■ **Task directions**
Look for the string "حسام" in every line, and copy each line that has it.

■ **Data lines**
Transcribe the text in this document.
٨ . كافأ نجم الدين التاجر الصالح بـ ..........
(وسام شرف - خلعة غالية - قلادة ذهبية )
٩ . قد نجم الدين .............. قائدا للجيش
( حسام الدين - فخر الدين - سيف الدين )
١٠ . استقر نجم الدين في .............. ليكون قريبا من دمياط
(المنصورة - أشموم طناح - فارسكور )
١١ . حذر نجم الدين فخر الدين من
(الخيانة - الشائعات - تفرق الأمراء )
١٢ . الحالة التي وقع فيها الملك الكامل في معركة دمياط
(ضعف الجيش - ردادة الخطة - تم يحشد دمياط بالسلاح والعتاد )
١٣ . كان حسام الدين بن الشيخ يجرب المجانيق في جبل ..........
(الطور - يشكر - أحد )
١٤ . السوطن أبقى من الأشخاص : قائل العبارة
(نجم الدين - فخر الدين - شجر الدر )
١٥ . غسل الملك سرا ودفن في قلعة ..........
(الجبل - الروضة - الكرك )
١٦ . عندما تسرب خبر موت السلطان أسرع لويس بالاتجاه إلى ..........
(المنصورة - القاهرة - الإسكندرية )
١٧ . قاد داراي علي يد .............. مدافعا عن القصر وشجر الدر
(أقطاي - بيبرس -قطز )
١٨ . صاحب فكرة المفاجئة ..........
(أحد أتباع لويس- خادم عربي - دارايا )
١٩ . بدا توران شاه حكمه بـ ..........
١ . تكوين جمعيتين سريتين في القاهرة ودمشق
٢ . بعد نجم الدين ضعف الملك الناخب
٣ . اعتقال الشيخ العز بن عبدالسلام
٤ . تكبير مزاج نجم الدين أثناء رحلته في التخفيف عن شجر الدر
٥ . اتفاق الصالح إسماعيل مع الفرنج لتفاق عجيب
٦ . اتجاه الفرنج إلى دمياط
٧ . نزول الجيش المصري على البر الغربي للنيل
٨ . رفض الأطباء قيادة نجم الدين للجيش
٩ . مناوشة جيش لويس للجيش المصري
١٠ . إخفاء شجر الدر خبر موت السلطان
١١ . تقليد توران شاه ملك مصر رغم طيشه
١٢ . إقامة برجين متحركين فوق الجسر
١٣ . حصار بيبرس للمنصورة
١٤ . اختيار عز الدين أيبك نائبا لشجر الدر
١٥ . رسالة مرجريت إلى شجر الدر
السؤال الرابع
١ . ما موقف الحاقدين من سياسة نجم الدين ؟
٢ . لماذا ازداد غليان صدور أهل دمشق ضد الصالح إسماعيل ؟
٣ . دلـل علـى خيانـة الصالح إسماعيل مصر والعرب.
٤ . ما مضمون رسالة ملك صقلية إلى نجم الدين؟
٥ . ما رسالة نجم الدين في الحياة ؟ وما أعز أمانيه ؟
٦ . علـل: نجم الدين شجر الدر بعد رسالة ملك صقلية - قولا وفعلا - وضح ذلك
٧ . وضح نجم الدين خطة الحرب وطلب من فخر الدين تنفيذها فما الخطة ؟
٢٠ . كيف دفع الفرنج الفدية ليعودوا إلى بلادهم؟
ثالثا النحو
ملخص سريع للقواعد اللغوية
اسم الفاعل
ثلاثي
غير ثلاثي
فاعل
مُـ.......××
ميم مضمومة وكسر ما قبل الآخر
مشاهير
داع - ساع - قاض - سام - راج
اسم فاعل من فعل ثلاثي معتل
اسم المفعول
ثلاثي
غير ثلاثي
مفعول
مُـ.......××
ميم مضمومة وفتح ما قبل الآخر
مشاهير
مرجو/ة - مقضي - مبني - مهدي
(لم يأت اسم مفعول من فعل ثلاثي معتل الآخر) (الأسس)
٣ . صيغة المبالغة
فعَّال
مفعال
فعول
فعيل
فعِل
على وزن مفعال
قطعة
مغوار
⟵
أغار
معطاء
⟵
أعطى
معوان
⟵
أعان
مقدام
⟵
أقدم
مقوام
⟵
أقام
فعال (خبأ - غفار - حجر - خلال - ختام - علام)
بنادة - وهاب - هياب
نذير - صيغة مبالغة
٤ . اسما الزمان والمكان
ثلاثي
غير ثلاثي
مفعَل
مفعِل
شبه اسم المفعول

--

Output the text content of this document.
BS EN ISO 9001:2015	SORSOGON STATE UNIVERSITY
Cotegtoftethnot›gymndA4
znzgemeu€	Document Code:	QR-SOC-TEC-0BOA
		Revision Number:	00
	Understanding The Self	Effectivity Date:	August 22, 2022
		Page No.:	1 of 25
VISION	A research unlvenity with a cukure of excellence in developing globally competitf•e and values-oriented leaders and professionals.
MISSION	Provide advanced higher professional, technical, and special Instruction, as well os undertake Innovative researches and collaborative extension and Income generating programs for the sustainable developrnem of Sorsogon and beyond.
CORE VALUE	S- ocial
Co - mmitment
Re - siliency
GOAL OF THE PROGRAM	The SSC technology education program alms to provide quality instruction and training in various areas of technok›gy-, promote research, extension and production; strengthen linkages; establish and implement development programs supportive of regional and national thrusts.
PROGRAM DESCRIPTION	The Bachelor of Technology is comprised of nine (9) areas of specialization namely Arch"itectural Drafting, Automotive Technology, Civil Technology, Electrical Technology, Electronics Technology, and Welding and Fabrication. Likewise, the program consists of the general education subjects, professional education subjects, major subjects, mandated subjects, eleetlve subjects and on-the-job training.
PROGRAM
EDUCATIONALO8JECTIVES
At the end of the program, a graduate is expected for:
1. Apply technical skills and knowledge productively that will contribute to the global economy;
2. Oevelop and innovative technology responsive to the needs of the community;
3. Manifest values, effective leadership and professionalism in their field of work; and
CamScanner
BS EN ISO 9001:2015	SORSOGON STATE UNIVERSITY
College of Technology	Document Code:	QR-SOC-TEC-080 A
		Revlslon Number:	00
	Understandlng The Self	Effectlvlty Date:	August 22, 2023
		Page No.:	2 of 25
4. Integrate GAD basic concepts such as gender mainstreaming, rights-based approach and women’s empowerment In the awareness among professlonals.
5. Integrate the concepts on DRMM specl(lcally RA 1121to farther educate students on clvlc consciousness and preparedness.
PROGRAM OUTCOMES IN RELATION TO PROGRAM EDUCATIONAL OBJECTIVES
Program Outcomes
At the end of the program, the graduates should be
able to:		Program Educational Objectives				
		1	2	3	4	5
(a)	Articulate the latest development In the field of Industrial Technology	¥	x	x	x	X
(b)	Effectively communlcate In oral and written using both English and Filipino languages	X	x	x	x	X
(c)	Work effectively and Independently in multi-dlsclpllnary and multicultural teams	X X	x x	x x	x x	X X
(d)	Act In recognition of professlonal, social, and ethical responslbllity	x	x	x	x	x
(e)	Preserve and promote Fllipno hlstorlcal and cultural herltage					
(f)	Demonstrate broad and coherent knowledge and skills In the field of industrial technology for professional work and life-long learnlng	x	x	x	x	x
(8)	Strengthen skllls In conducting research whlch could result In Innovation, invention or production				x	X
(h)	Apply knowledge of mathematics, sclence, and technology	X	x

■ **Worked solution**
( حسام الدين - فخر الدين - سيف الدين )
١٣ . كان حسام الدين بن الشيخ يجرب المجانيق في جبل ..........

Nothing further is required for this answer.